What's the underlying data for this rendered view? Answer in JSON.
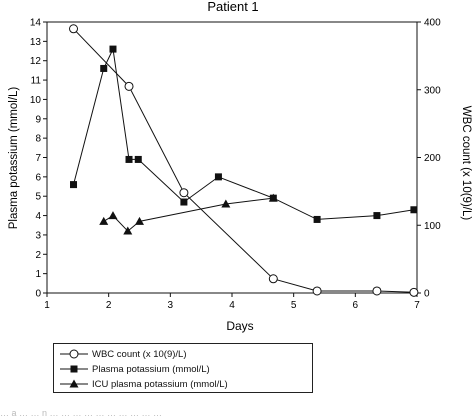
{
  "chart_data": {
    "type": "line",
    "title": "Patient 1",
    "xlabel": "Days",
    "ylabel": "Plasma potassium (mmol/L)",
    "y2label": "WBC count (x 10(9)/L)",
    "xlim": [
      1,
      7
    ],
    "ylim": [
      0,
      14
    ],
    "y2lim": [
      0,
      400
    ],
    "xticks": [
      "1",
      "2",
      "3",
      "4",
      "5",
      "6",
      "7"
    ],
    "yticks": [
      "0",
      "1",
      "2",
      "3",
      "4",
      "5",
      "6",
      "7",
      "8",
      "9",
      "10",
      "11",
      "12",
      "13",
      "14"
    ],
    "y2ticks": [
      "0",
      "100",
      "200",
      "300",
      "400"
    ],
    "grid": false,
    "series": [
      {
        "name": "WBC count (x 10(9)/L)",
        "axis": "right",
        "marker": "circle-open",
        "x": [
          1.43,
          2.33,
          3.22,
          4.67,
          5.38,
          6.35,
          6.95
        ],
        "y": [
          390,
          305,
          148,
          21,
          3,
          3,
          1
        ]
      },
      {
        "name": "Plasma potassium (mmol/L)",
        "axis": "left",
        "marker": "square-filled",
        "x": [
          1.43,
          1.92,
          2.07,
          2.33,
          2.48,
          3.22,
          3.78,
          4.67,
          5.38,
          6.35,
          6.95
        ],
        "y": [
          5.6,
          11.6,
          12.6,
          6.9,
          6.9,
          4.7,
          6.0,
          4.9,
          3.8,
          4.0,
          4.3
        ]
      },
      {
        "name": "ICU plasma potassium (mmol/L)",
        "axis": "left",
        "marker": "triangle-filled",
        "x": [
          1.92,
          2.07,
          2.31,
          2.5,
          3.9,
          4.67
        ],
        "y": [
          3.7,
          4.0,
          3.2,
          3.7,
          4.6,
          4.9
        ]
      }
    ]
  },
  "caption": "… a … … n … … … … … … … … … …"
}
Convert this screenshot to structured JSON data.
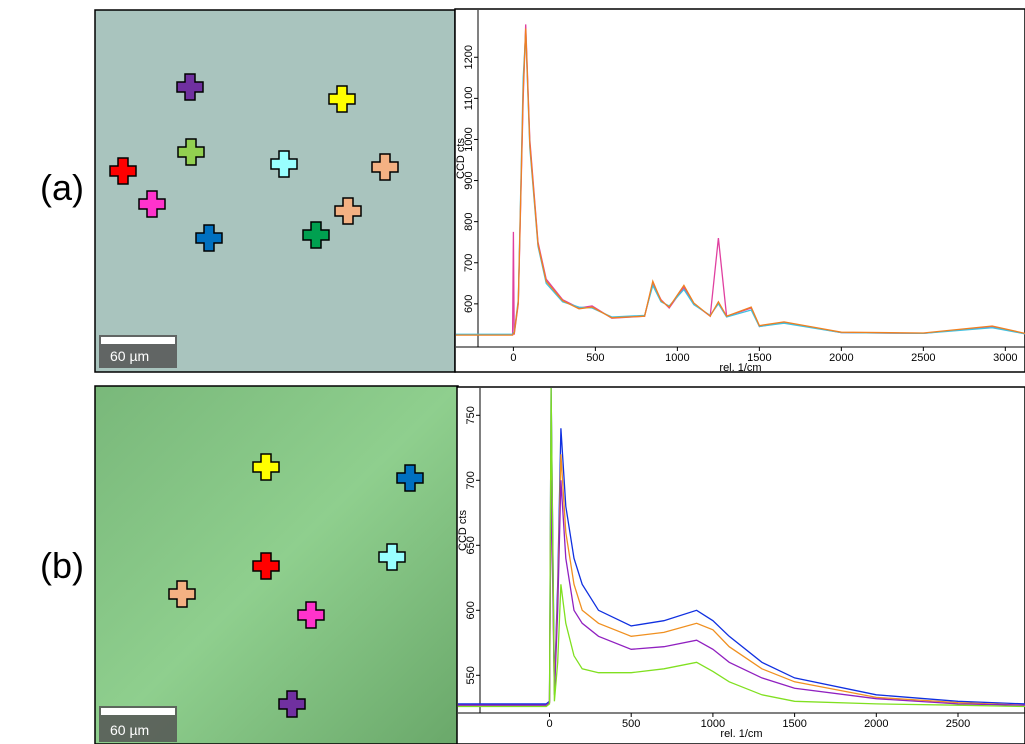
{
  "panels": [
    {
      "label": "(a)",
      "scale_bar": "60 µm"
    },
    {
      "label": "(b)",
      "scale_bar": "60 µm"
    }
  ],
  "chart_data": [
    {
      "type": "line",
      "x_label": "rel. 1/cm",
      "y_label": "CCD cts",
      "x": [
        -350,
        -20,
        -5,
        0,
        5,
        30,
        60,
        75,
        100,
        150,
        200,
        300,
        400,
        480,
        600,
        800,
        850,
        900,
        950,
        1040,
        1100,
        1200,
        1250,
        1300,
        1450,
        1500,
        1650,
        2000,
        2500,
        2920,
        3120
      ],
      "series": [
        {
          "color": "#e040a0",
          "values": [
            525,
            525,
            525,
            775,
            525,
            600,
            1100,
            1280,
            1000,
            750,
            660,
            610,
            590,
            595,
            565,
            570,
            650,
            610,
            590,
            640,
            600,
            570,
            760,
            570,
            590,
            545,
            555,
            530,
            528,
            545,
            527
          ]
        },
        {
          "color": "#40c0e0",
          "values": [
            526,
            526,
            526,
            530,
            530,
            610,
            1150,
            1260,
            980,
            740,
            650,
            605,
            592,
            590,
            568,
            572,
            645,
            605,
            595,
            635,
            598,
            572,
            600,
            568,
            585,
            545,
            553,
            530,
            528,
            542,
            527
          ]
        },
        {
          "color": "#f08020",
          "values": [
            524,
            524,
            524,
            528,
            528,
            605,
            1120,
            1270,
            990,
            745,
            655,
            608,
            588,
            592,
            566,
            570,
            655,
            608,
            592,
            645,
            602,
            570,
            605,
            570,
            592,
            547,
            556,
            531,
            529,
            546,
            528
          ]
        }
      ],
      "xlim": [
        -350,
        3120
      ],
      "xticks": [
        0,
        500,
        1000,
        1500,
        2000,
        2500,
        3000
      ],
      "ylim": [
        495,
        1315
      ],
      "yticks": [
        600,
        700,
        800,
        900,
        1000,
        1100,
        1200
      ]
    },
    {
      "type": "line",
      "x_label": "rel. 1/cm",
      "y_label": "CCD cts",
      "x": [
        -560,
        -20,
        0,
        10,
        30,
        50,
        70,
        100,
        150,
        200,
        300,
        500,
        700,
        900,
        1000,
        1100,
        1300,
        1500,
        2000,
        2500,
        2910
      ],
      "series": [
        {
          "color": "#1030e0",
          "values": [
            528,
            528,
            530,
            771,
            540,
            620,
            740,
            680,
            640,
            620,
            600,
            588,
            592,
            600,
            592,
            580,
            560,
            548,
            535,
            530,
            528
          ]
        },
        {
          "color": "#f09020",
          "values": [
            527,
            527,
            529,
            720,
            538,
            610,
            720,
            660,
            620,
            600,
            590,
            580,
            583,
            590,
            585,
            572,
            555,
            545,
            533,
            529,
            527
          ]
        },
        {
          "color": "#9020c0",
          "values": [
            527,
            527,
            529,
            700,
            535,
            600,
            700,
            640,
            600,
            590,
            580,
            570,
            572,
            577,
            570,
            560,
            548,
            540,
            532,
            528,
            527
          ]
        },
        {
          "color": "#80e020",
          "values": [
            526,
            526,
            528,
            771,
            530,
            560,
            620,
            590,
            565,
            555,
            552,
            552,
            555,
            560,
            553,
            545,
            535,
            530,
            528,
            527,
            526
          ]
        }
      ],
      "xlim": [
        -560,
        2910
      ],
      "xticks": [
        0,
        500,
        1000,
        1500,
        2000,
        2500
      ],
      "ylim": [
        521,
        771
      ],
      "yticks": [
        550,
        600,
        650,
        700,
        750
      ]
    }
  ]
}
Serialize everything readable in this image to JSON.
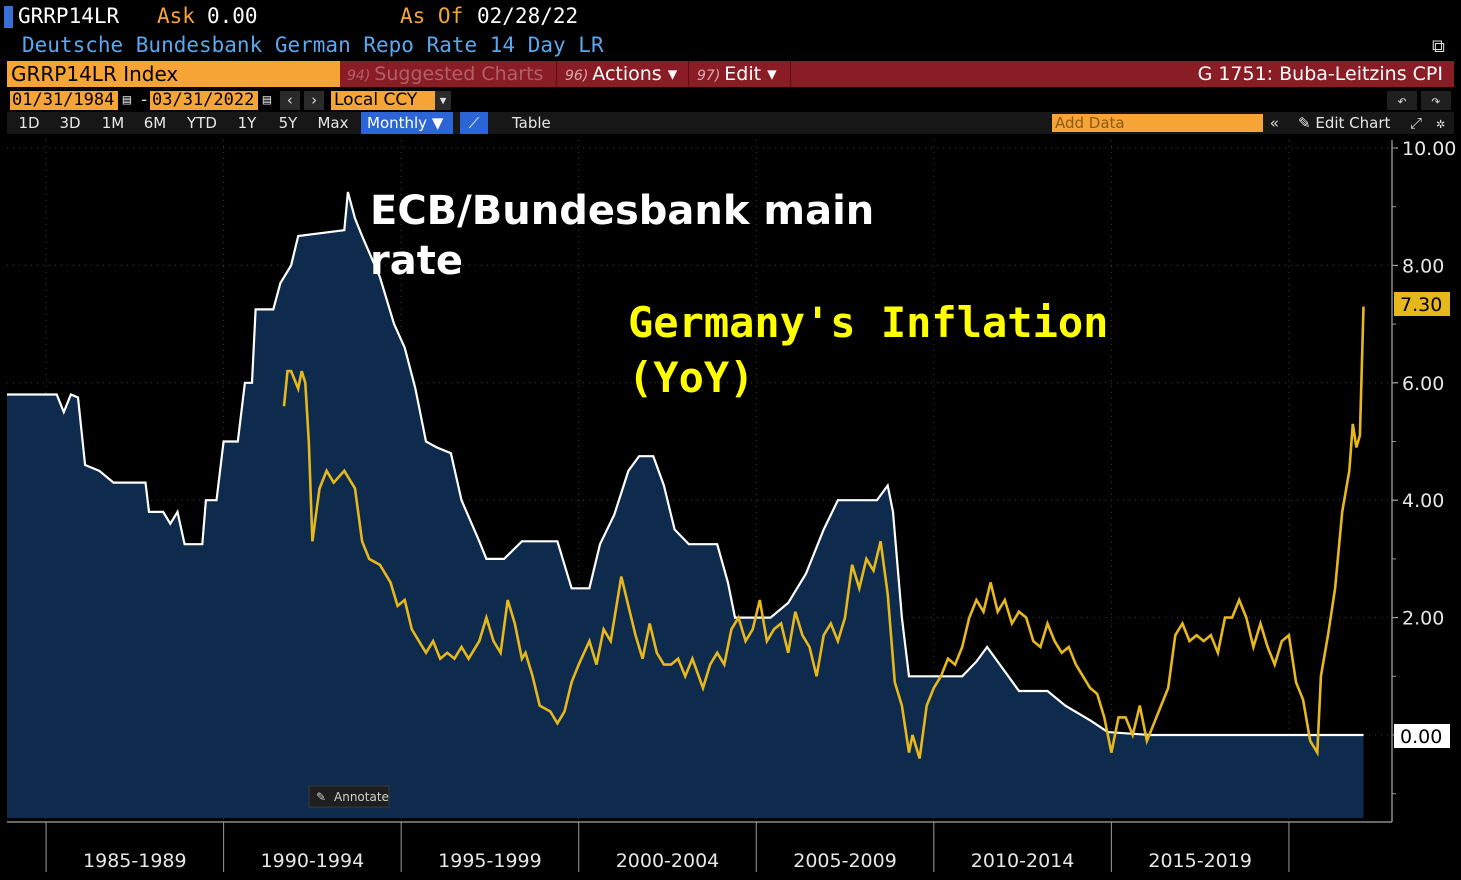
{
  "header": {
    "ticker": "GRRP14LR",
    "ask_label": "Ask",
    "ask_value": "0.00",
    "asof_label": "As Of",
    "asof_value": "02/28/22",
    "description": "Deutsche Bundesbank German Repo Rate 14 Day LR"
  },
  "toolbar": {
    "index_label": "GRRP14LR Index",
    "suggested_num": "94)",
    "suggested_label": "Suggested Charts",
    "actions_num": "96)",
    "actions_label": "Actions ▾",
    "edit_num": "97)",
    "edit_label": "Edit ▾",
    "chart_title": "G 1751: Buba-Leitzins CPI",
    "date_start": "01/31/1984",
    "date_dash": "-",
    "date_end": "03/31/2022",
    "currency": "Local CCY",
    "periods": [
      "1D",
      "3D",
      "1M",
      "6M",
      "YTD",
      "1Y",
      "5Y",
      "Max"
    ],
    "frequency": "Monthly ▼",
    "table_label": "Table",
    "add_data_placeholder": "Add Data",
    "edit_chart_label": "Edit Chart",
    "annotate_label": "Annotate"
  },
  "chart_data": {
    "type": "line",
    "x_tick_labels": [
      "1985-1989",
      "1990-1994",
      "1995-1999",
      "2000-2004",
      "2005-2009",
      "2010-2014",
      "2015-2019"
    ],
    "y_tick_labels": [
      "10.00",
      "8.00",
      "6.00",
      "4.00",
      "2.00",
      "0.00"
    ],
    "ylim": [
      -1.0,
      10.0
    ],
    "grid": true,
    "annotations": {
      "rate": [
        "ECB/Bundesbank main",
        "rate"
      ],
      "inflation": [
        "Germany's Inflation",
        "(YoY)"
      ]
    },
    "last_value_label": "7.30",
    "rate_last_label": "0.00",
    "colors": {
      "rate_line": "#ffffff",
      "rate_fill": "#0e2a4d",
      "inflation_line": "#e7b81c",
      "annotation_inflation": "#ffff00"
    },
    "series": [
      {
        "key": "rate",
        "values": [
          [
            1984.0,
            5.8
          ],
          [
            1985.4,
            5.8
          ],
          [
            1985.6,
            5.5
          ],
          [
            1985.8,
            5.8
          ],
          [
            1986.0,
            5.75
          ],
          [
            1986.2,
            4.6
          ],
          [
            1986.6,
            4.5
          ],
          [
            1987.0,
            4.3
          ],
          [
            1987.9,
            4.3
          ],
          [
            1988.0,
            3.8
          ],
          [
            1988.4,
            3.8
          ],
          [
            1988.6,
            3.6
          ],
          [
            1988.8,
            3.8
          ],
          [
            1989.0,
            3.25
          ],
          [
            1989.5,
            3.25
          ],
          [
            1989.6,
            4.0
          ],
          [
            1989.9,
            4.0
          ],
          [
            1990.1,
            5.0
          ],
          [
            1990.5,
            5.0
          ],
          [
            1990.7,
            6.0
          ],
          [
            1990.9,
            6.0
          ],
          [
            1991.0,
            7.25
          ],
          [
            1991.5,
            7.25
          ],
          [
            1991.7,
            7.7
          ],
          [
            1992.0,
            8.0
          ],
          [
            1992.2,
            8.5
          ],
          [
            1993.5,
            8.6
          ],
          [
            1993.6,
            9.25
          ],
          [
            1993.8,
            8.8
          ],
          [
            1994.0,
            8.5
          ],
          [
            1994.5,
            7.8
          ],
          [
            1994.9,
            7.0
          ],
          [
            1995.2,
            6.6
          ],
          [
            1995.5,
            5.9
          ],
          [
            1995.8,
            5.0
          ],
          [
            1996.1,
            4.9
          ],
          [
            1996.5,
            4.8
          ],
          [
            1996.8,
            4.0
          ],
          [
            1997.3,
            3.3
          ],
          [
            1997.5,
            3.0
          ],
          [
            1998.0,
            3.0
          ],
          [
            1998.5,
            3.3
          ],
          [
            1999.5,
            3.3
          ],
          [
            1999.9,
            2.5
          ],
          [
            2000.4,
            2.5
          ],
          [
            2000.7,
            3.25
          ],
          [
            2001.1,
            3.75
          ],
          [
            2001.5,
            4.5
          ],
          [
            2001.8,
            4.75
          ],
          [
            2002.2,
            4.75
          ],
          [
            2002.5,
            4.25
          ],
          [
            2002.8,
            3.5
          ],
          [
            2003.2,
            3.25
          ],
          [
            2004.0,
            3.25
          ],
          [
            2004.3,
            2.6
          ],
          [
            2004.5,
            2.0
          ],
          [
            2005.5,
            2.0
          ],
          [
            2006.0,
            2.25
          ],
          [
            2006.5,
            2.75
          ],
          [
            2007.0,
            3.5
          ],
          [
            2007.4,
            4.0
          ],
          [
            2008.0,
            4.0
          ],
          [
            2008.5,
            4.0
          ],
          [
            2008.8,
            4.25
          ],
          [
            2008.95,
            3.8
          ],
          [
            2009.2,
            2.0
          ],
          [
            2009.4,
            1.0
          ],
          [
            2010.9,
            1.0
          ],
          [
            2011.3,
            1.25
          ],
          [
            2011.6,
            1.5
          ],
          [
            2011.9,
            1.25
          ],
          [
            2012.2,
            1.0
          ],
          [
            2012.5,
            0.75
          ],
          [
            2013.3,
            0.75
          ],
          [
            2013.8,
            0.5
          ],
          [
            2014.5,
            0.25
          ],
          [
            2015.0,
            0.05
          ],
          [
            2016.2,
            0.0
          ],
          [
            2021.9,
            0.0
          ],
          [
            2022.2,
            0.0
          ]
        ]
      },
      {
        "key": "inflation",
        "values": [
          [
            1991.8,
            5.6
          ],
          [
            1991.9,
            6.2
          ],
          [
            1992.0,
            6.2
          ],
          [
            1992.2,
            5.9
          ],
          [
            1992.3,
            6.2
          ],
          [
            1992.4,
            6.0
          ],
          [
            1992.5,
            5.0
          ],
          [
            1992.6,
            3.3
          ],
          [
            1992.8,
            4.2
          ],
          [
            1993.0,
            4.5
          ],
          [
            1993.2,
            4.3
          ],
          [
            1993.5,
            4.5
          ],
          [
            1993.8,
            4.2
          ],
          [
            1994.0,
            3.3
          ],
          [
            1994.2,
            3.0
          ],
          [
            1994.5,
            2.9
          ],
          [
            1994.8,
            2.6
          ],
          [
            1995.0,
            2.2
          ],
          [
            1995.2,
            2.3
          ],
          [
            1995.4,
            1.8
          ],
          [
            1995.6,
            1.6
          ],
          [
            1995.8,
            1.4
          ],
          [
            1996.0,
            1.6
          ],
          [
            1996.2,
            1.3
          ],
          [
            1996.4,
            1.4
          ],
          [
            1996.6,
            1.3
          ],
          [
            1996.8,
            1.5
          ],
          [
            1997.0,
            1.3
          ],
          [
            1997.3,
            1.6
          ],
          [
            1997.5,
            2.0
          ],
          [
            1997.7,
            1.6
          ],
          [
            1997.9,
            1.4
          ],
          [
            1998.1,
            2.3
          ],
          [
            1998.3,
            1.9
          ],
          [
            1998.5,
            1.3
          ],
          [
            1998.6,
            1.4
          ],
          [
            1998.8,
            1.0
          ],
          [
            1999.0,
            0.5
          ],
          [
            1999.3,
            0.4
          ],
          [
            1999.5,
            0.2
          ],
          [
            1999.7,
            0.4
          ],
          [
            1999.9,
            0.9
          ],
          [
            2000.1,
            1.2
          ],
          [
            2000.4,
            1.6
          ],
          [
            2000.6,
            1.2
          ],
          [
            2000.8,
            1.8
          ],
          [
            2001.0,
            1.6
          ],
          [
            2001.3,
            2.7
          ],
          [
            2001.5,
            2.2
          ],
          [
            2001.7,
            1.7
          ],
          [
            2001.9,
            1.3
          ],
          [
            2002.1,
            1.9
          ],
          [
            2002.3,
            1.4
          ],
          [
            2002.5,
            1.2
          ],
          [
            2002.7,
            1.2
          ],
          [
            2002.9,
            1.3
          ],
          [
            2003.1,
            1.0
          ],
          [
            2003.3,
            1.3
          ],
          [
            2003.6,
            0.8
          ],
          [
            2003.8,
            1.2
          ],
          [
            2004.0,
            1.4
          ],
          [
            2004.2,
            1.2
          ],
          [
            2004.4,
            1.8
          ],
          [
            2004.6,
            2.0
          ],
          [
            2004.8,
            1.6
          ],
          [
            2005.0,
            1.8
          ],
          [
            2005.2,
            2.3
          ],
          [
            2005.4,
            1.6
          ],
          [
            2005.6,
            1.8
          ],
          [
            2005.8,
            1.9
          ],
          [
            2006.0,
            1.4
          ],
          [
            2006.2,
            2.1
          ],
          [
            2006.4,
            1.7
          ],
          [
            2006.6,
            1.5
          ],
          [
            2006.8,
            1.0
          ],
          [
            2007.0,
            1.7
          ],
          [
            2007.2,
            1.9
          ],
          [
            2007.4,
            1.6
          ],
          [
            2007.6,
            2.0
          ],
          [
            2007.8,
            2.9
          ],
          [
            2008.0,
            2.5
          ],
          [
            2008.2,
            3.0
          ],
          [
            2008.4,
            2.8
          ],
          [
            2008.6,
            3.3
          ],
          [
            2008.8,
            2.4
          ],
          [
            2009.0,
            0.9
          ],
          [
            2009.2,
            0.5
          ],
          [
            2009.4,
            -0.3
          ],
          [
            2009.5,
            0.0
          ],
          [
            2009.7,
            -0.4
          ],
          [
            2009.9,
            0.5
          ],
          [
            2010.1,
            0.8
          ],
          [
            2010.3,
            1.0
          ],
          [
            2010.5,
            1.3
          ],
          [
            2010.7,
            1.2
          ],
          [
            2010.9,
            1.5
          ],
          [
            2011.1,
            2.0
          ],
          [
            2011.3,
            2.3
          ],
          [
            2011.5,
            2.1
          ],
          [
            2011.7,
            2.6
          ],
          [
            2011.9,
            2.1
          ],
          [
            2012.1,
            2.3
          ],
          [
            2012.3,
            1.9
          ],
          [
            2012.5,
            2.1
          ],
          [
            2012.7,
            2.0
          ],
          [
            2012.9,
            1.6
          ],
          [
            2013.1,
            1.5
          ],
          [
            2013.3,
            1.9
          ],
          [
            2013.5,
            1.6
          ],
          [
            2013.7,
            1.4
          ],
          [
            2013.9,
            1.5
          ],
          [
            2014.1,
            1.2
          ],
          [
            2014.3,
            1.0
          ],
          [
            2014.5,
            0.8
          ],
          [
            2014.7,
            0.7
          ],
          [
            2014.9,
            0.3
          ],
          [
            2015.1,
            -0.3
          ],
          [
            2015.3,
            0.3
          ],
          [
            2015.5,
            0.3
          ],
          [
            2015.7,
            0.0
          ],
          [
            2015.9,
            0.5
          ],
          [
            2016.1,
            -0.1
          ],
          [
            2016.3,
            0.2
          ],
          [
            2016.5,
            0.5
          ],
          [
            2016.7,
            0.8
          ],
          [
            2016.9,
            1.7
          ],
          [
            2017.1,
            1.9
          ],
          [
            2017.3,
            1.6
          ],
          [
            2017.5,
            1.7
          ],
          [
            2017.7,
            1.6
          ],
          [
            2017.9,
            1.7
          ],
          [
            2018.1,
            1.4
          ],
          [
            2018.3,
            2.0
          ],
          [
            2018.5,
            2.0
          ],
          [
            2018.7,
            2.3
          ],
          [
            2018.9,
            2.0
          ],
          [
            2019.1,
            1.5
          ],
          [
            2019.3,
            1.9
          ],
          [
            2019.5,
            1.5
          ],
          [
            2019.7,
            1.2
          ],
          [
            2019.9,
            1.6
          ],
          [
            2020.1,
            1.7
          ],
          [
            2020.3,
            0.9
          ],
          [
            2020.5,
            0.6
          ],
          [
            2020.7,
            -0.1
          ],
          [
            2020.9,
            -0.3
          ],
          [
            2021.0,
            1.0
          ],
          [
            2021.2,
            1.7
          ],
          [
            2021.4,
            2.5
          ],
          [
            2021.6,
            3.8
          ],
          [
            2021.8,
            4.5
          ],
          [
            2021.9,
            5.3
          ],
          [
            2022.0,
            4.9
          ],
          [
            2022.1,
            5.1
          ],
          [
            2022.2,
            7.3
          ]
        ]
      }
    ]
  }
}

-=-=-

TASK TO COMPLETE - Gather every line from the entries above where the word "mmol" appears, and copy them.

RESPONSE FOR THIS EXERCISE -
    "ylabel": "Plasma potassium (mmol/L)",
        "name": "Plasma potassium (mmol/L)",
        "name": "ICU plasma potassium (mmol/L)",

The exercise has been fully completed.